* [Exercise goal]:
Convert the lines of each item into a numbered list, omitting any blank lines.

Element boundary records:
● ● ● ●
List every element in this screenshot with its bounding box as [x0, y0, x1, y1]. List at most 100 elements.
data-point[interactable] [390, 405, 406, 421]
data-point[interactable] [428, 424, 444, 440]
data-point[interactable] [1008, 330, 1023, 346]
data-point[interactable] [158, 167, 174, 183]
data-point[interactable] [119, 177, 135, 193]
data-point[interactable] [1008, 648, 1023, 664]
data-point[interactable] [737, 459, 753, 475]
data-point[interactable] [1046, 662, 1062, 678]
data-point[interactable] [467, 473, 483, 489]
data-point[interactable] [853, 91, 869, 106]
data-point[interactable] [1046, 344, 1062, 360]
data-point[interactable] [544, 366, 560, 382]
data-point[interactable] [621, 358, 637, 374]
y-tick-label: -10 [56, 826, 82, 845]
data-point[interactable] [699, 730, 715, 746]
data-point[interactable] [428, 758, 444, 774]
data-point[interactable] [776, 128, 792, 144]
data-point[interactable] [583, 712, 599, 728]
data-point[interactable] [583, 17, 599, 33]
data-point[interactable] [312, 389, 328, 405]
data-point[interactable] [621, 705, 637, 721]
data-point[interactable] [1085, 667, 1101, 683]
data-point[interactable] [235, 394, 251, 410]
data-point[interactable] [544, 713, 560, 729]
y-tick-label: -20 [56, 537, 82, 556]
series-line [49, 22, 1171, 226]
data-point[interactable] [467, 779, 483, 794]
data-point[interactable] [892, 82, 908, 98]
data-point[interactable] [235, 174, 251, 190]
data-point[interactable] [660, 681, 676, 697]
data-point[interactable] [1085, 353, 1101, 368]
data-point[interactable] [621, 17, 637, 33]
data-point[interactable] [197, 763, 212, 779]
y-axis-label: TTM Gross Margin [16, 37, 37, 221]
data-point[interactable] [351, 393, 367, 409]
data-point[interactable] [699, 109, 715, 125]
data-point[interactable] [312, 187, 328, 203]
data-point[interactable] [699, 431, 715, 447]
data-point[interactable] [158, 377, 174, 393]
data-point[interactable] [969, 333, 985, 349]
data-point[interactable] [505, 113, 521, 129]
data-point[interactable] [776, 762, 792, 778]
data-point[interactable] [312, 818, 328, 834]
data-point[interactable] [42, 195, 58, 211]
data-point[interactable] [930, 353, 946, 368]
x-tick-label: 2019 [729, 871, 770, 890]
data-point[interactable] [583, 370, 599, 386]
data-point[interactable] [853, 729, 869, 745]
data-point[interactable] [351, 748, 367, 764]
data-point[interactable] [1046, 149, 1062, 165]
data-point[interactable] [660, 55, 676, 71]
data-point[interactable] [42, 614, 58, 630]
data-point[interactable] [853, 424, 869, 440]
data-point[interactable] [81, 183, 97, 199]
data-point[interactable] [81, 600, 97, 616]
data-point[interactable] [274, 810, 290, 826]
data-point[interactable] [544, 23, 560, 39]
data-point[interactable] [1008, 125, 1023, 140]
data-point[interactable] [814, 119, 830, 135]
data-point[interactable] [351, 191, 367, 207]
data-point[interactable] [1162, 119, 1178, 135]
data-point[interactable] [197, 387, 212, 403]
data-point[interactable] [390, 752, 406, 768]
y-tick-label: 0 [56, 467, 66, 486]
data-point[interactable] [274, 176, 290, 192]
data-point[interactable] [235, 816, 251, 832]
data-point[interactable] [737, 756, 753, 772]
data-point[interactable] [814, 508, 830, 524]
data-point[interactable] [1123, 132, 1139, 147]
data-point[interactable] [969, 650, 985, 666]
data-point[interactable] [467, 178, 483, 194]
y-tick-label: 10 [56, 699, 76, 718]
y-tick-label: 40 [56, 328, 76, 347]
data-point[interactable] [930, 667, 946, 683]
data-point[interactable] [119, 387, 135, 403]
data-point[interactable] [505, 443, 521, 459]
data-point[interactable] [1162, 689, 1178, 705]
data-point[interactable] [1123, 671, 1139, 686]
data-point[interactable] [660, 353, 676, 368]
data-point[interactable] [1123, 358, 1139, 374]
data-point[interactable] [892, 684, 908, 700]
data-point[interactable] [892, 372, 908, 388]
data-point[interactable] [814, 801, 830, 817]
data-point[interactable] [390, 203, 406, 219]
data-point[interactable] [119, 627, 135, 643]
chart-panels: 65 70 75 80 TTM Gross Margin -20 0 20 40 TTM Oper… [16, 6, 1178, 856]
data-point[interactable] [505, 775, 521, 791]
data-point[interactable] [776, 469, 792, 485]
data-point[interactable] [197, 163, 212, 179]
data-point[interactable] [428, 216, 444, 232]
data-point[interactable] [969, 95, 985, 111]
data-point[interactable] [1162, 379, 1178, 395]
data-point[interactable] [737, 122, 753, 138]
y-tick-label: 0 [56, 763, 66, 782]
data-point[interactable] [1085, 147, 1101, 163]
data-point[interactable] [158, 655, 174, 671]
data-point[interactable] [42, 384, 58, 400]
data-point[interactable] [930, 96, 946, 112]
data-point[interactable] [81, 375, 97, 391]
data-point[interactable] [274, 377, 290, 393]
● ● ● ●
* [Answer for the task]:
1. List every element in this screenshot with its bounding box as [x0, y0, x1, y1]. List at most 100 elements.
2. data-point[interactable] [390, 405, 406, 421]
3. data-point[interactable] [428, 424, 444, 440]
4. data-point[interactable] [1008, 330, 1023, 346]
5. data-point[interactable] [158, 167, 174, 183]
6. data-point[interactable] [119, 177, 135, 193]
7. data-point[interactable] [1008, 648, 1023, 664]
8. data-point[interactable] [737, 459, 753, 475]
9. data-point[interactable] [1046, 662, 1062, 678]
10. data-point[interactable] [467, 473, 483, 489]
11. data-point[interactable] [853, 91, 869, 106]
12. data-point[interactable] [1046, 344, 1062, 360]
13. data-point[interactable] [544, 366, 560, 382]
14. data-point[interactable] [621, 358, 637, 374]
15. y-tick-label: -10 [56, 826, 82, 845]
16. data-point[interactable] [699, 730, 715, 746]
17. data-point[interactable] [428, 758, 444, 774]
18. data-point[interactable] [776, 128, 792, 144]
19. data-point[interactable] [583, 712, 599, 728]
20. data-point[interactable] [583, 17, 599, 33]
21. data-point[interactable] [312, 389, 328, 405]
22. data-point[interactable] [621, 705, 637, 721]
23. data-point[interactable] [1085, 667, 1101, 683]
24. data-point[interactable] [235, 394, 251, 410]
25. data-point[interactable] [544, 713, 560, 729]
26. y-tick-label: -20 [56, 537, 82, 556]
27. series-line [49, 22, 1171, 226]
28. data-point[interactable] [467, 779, 483, 794]
29. data-point[interactable] [892, 82, 908, 98]
30. data-point[interactable] [235, 174, 251, 190]
31. data-point[interactable] [660, 681, 676, 697]
32. data-point[interactable] [1085, 353, 1101, 368]
33. data-point[interactable] [621, 17, 637, 33]
34. data-point[interactable] [197, 763, 212, 779]
35. y-axis-label: TTM Gross Margin [16, 37, 37, 221]
36. data-point[interactable] [351, 393, 367, 409]
37. data-point[interactable] [699, 109, 715, 125]
38. data-point[interactable] [312, 187, 328, 203]
39. data-point[interactable] [699, 431, 715, 447]
40. data-point[interactable] [158, 377, 174, 393]
41. data-point[interactable] [969, 333, 985, 349]
42. data-point[interactable] [505, 113, 521, 129]
43. data-point[interactable] [776, 762, 792, 778]
44. data-point[interactable] [312, 818, 328, 834]
45. data-point[interactable] [42, 195, 58, 211]
46. data-point[interactable] [930, 353, 946, 368]
47. x-tick-label: 2019 [729, 871, 770, 890]
48. data-point[interactable] [583, 370, 599, 386]
49. data-point[interactable] [853, 729, 869, 745]
50. data-point[interactable] [351, 748, 367, 764]
51. data-point[interactable] [1046, 149, 1062, 165]
52. data-point[interactable] [660, 55, 676, 71]
53. data-point[interactable] [42, 614, 58, 630]
54. data-point[interactable] [853, 424, 869, 440]
55. data-point[interactable] [81, 183, 97, 199]
56. data-point[interactable] [81, 600, 97, 616]
57. data-point[interactable] [274, 810, 290, 826]
58. data-point[interactable] [544, 23, 560, 39]
59. data-point[interactable] [1008, 125, 1023, 140]
60. data-point[interactable] [814, 119, 830, 135]
61. data-point[interactable] [351, 191, 367, 207]
62. data-point[interactable] [1162, 119, 1178, 135]
63. data-point[interactable] [197, 387, 212, 403]
64. data-point[interactable] [390, 752, 406, 768]
65. y-tick-label: 0 [56, 467, 66, 486]
66. data-point[interactable] [274, 176, 290, 192]
67. data-point[interactable] [235, 816, 251, 832]
68. data-point[interactable] [737, 756, 753, 772]
69. data-point[interactable] [814, 508, 830, 524]
70. data-point[interactable] [1123, 132, 1139, 147]
71. data-point[interactable] [969, 650, 985, 666]
72. data-point[interactable] [467, 178, 483, 194]
73. y-tick-label: 10 [56, 699, 76, 718]
74. y-tick-label: 40 [56, 328, 76, 347]
75. data-point[interactable] [930, 667, 946, 683]
76. data-point[interactable] [119, 387, 135, 403]
77. data-point[interactable] [505, 443, 521, 459]
78. data-point[interactable] [1162, 689, 1178, 705]
79. data-point[interactable] [1123, 671, 1139, 686]
80. data-point[interactable] [660, 353, 676, 368]
81. data-point[interactable] [1123, 358, 1139, 374]
82. data-point[interactable] [892, 684, 908, 700]
83. data-point[interactable] [892, 372, 908, 388]
84. data-point[interactable] [814, 801, 830, 817]
85. data-point[interactable] [390, 203, 406, 219]
86. data-point[interactable] [119, 627, 135, 643]
87. chart-panels: 65 70 75 80 TTM Gross Margin -20 0 20 40 TTM Oper… [16, 6, 1178, 856]
88. data-point[interactable] [505, 775, 521, 791]
89. data-point[interactable] [776, 469, 792, 485]
90. data-point[interactable] [197, 163, 212, 179]
91. data-point[interactable] [428, 216, 444, 232]
92. data-point[interactable] [969, 95, 985, 111]
93. data-point[interactable] [1162, 379, 1178, 395]
94. data-point[interactable] [737, 122, 753, 138]
95. y-tick-label: 0 [56, 763, 66, 782]
96. data-point[interactable] [1085, 147, 1101, 163]
97. data-point[interactable] [158, 655, 174, 671]
98. data-point[interactable] [42, 384, 58, 400]
99. data-point[interactable] [930, 96, 946, 112]
100. data-point[interactable] [81, 375, 97, 391]
101. data-point[interactable] [274, 377, 290, 393]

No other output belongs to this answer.